### [AIM]
Which lines below hold the word "Read"? Report each one.

### [DATA ROWS]
=-=-=-=-=
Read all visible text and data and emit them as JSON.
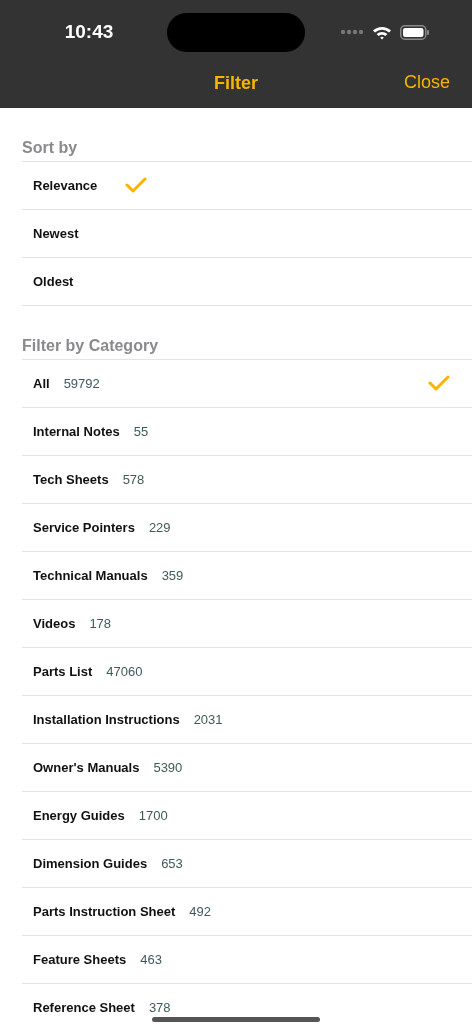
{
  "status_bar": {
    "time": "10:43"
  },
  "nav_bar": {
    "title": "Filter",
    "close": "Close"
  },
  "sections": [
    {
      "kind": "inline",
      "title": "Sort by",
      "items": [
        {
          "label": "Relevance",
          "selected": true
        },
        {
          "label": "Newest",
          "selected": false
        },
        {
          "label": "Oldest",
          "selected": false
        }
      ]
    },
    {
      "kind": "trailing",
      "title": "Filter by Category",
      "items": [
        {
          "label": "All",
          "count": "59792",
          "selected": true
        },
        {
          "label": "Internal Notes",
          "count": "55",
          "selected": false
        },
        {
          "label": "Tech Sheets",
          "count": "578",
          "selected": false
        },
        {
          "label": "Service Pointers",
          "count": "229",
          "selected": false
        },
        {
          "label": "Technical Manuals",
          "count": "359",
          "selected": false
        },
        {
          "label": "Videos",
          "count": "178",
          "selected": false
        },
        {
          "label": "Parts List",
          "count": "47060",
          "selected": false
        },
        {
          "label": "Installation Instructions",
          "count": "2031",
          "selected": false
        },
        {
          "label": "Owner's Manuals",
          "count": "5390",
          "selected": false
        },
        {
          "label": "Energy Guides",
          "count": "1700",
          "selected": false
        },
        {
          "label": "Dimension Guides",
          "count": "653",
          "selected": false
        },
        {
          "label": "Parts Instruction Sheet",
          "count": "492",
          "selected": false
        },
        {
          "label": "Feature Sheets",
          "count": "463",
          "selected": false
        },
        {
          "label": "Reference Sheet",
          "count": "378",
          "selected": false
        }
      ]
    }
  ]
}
=-=-=-=-=
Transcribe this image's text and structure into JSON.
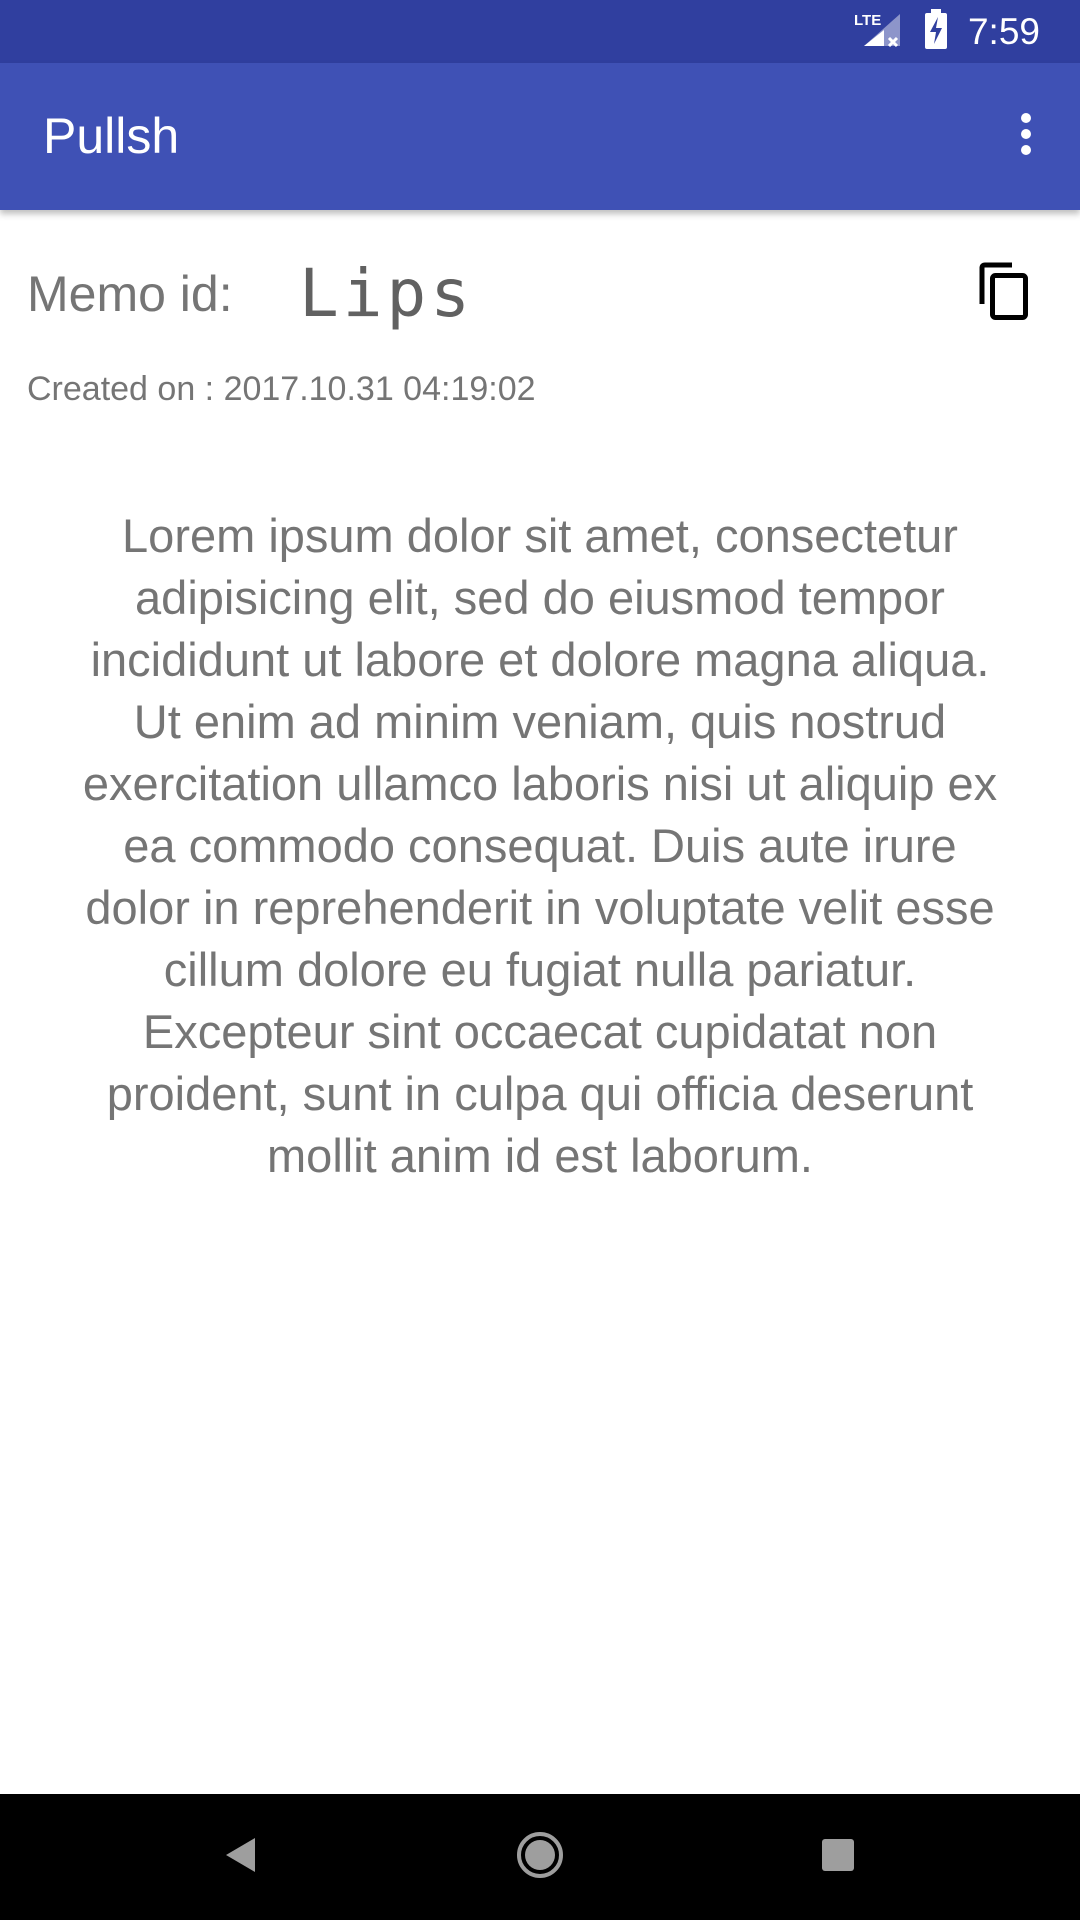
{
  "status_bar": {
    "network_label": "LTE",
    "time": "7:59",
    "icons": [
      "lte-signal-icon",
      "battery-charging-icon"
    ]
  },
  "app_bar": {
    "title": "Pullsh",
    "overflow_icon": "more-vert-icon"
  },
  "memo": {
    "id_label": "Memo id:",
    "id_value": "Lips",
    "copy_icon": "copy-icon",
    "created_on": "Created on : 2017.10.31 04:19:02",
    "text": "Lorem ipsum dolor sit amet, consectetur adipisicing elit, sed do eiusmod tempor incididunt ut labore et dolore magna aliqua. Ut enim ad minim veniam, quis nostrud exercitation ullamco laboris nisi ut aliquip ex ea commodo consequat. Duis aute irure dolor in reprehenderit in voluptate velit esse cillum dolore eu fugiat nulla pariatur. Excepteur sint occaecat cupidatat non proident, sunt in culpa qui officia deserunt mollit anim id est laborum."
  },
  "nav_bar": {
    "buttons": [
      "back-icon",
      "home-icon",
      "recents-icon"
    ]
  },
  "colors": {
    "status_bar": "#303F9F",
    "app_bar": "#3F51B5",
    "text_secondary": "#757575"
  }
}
=-=-=-=-=
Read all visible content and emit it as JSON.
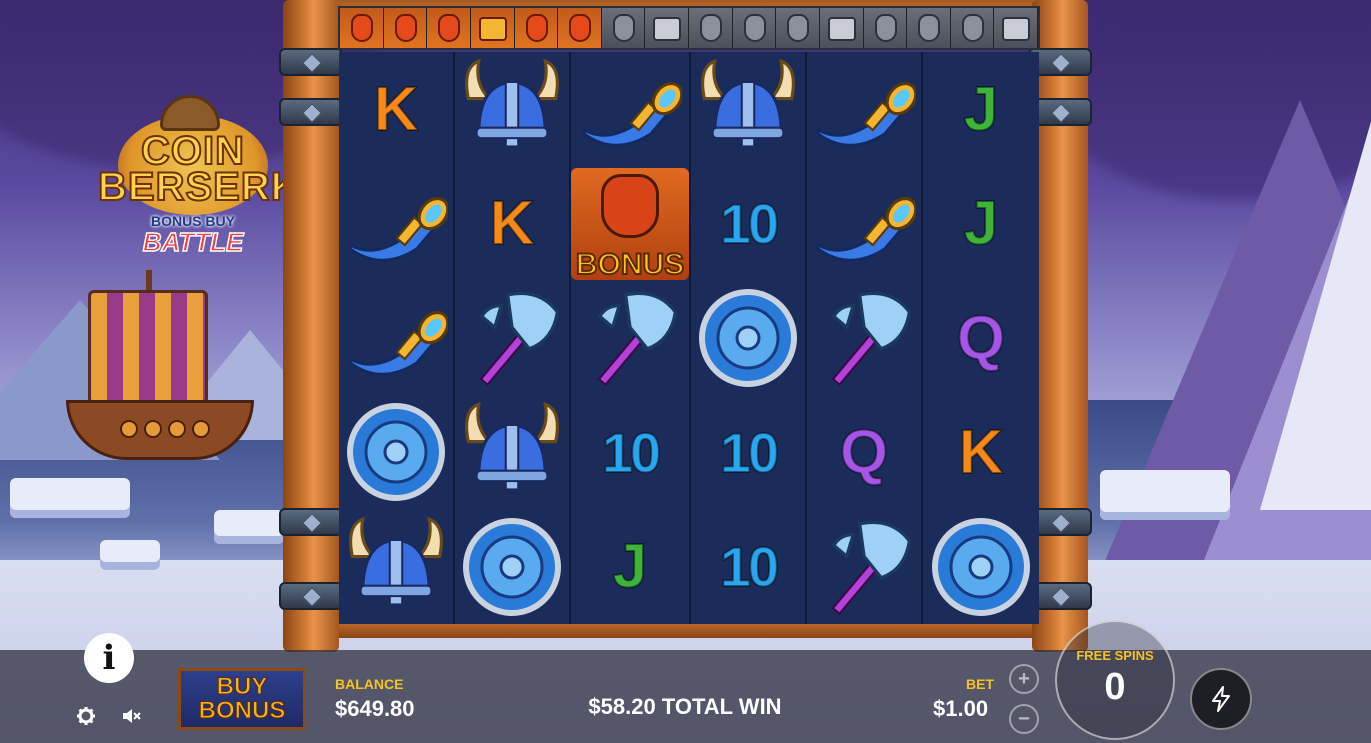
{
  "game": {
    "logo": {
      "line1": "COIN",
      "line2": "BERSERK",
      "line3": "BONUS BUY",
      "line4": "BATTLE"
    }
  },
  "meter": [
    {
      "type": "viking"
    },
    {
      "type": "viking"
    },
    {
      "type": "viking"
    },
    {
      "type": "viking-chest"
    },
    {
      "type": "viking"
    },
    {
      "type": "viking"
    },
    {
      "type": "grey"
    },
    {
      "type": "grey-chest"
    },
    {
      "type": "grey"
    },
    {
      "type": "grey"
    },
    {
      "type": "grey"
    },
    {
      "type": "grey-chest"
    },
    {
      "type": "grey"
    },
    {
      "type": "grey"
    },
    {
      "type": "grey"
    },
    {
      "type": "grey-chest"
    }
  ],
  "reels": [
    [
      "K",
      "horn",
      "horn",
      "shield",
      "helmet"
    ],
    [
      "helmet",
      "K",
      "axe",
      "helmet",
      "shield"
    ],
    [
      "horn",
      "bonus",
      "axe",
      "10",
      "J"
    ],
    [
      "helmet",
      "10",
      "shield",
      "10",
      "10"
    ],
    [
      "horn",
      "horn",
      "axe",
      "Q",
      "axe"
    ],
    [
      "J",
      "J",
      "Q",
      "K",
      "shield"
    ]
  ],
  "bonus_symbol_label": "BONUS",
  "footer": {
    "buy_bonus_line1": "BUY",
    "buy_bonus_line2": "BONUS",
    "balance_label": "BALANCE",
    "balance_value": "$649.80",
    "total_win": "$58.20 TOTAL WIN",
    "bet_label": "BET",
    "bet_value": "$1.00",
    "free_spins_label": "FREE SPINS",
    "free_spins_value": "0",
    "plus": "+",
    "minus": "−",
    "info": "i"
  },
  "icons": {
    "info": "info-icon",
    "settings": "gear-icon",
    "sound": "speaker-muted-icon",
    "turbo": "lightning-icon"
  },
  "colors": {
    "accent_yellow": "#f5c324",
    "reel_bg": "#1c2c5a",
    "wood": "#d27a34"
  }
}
=-=-=-=-=
### [THE REPLY]
Read all visible text and data and emit them as JSON.
Read all visible content and emit it as JSON.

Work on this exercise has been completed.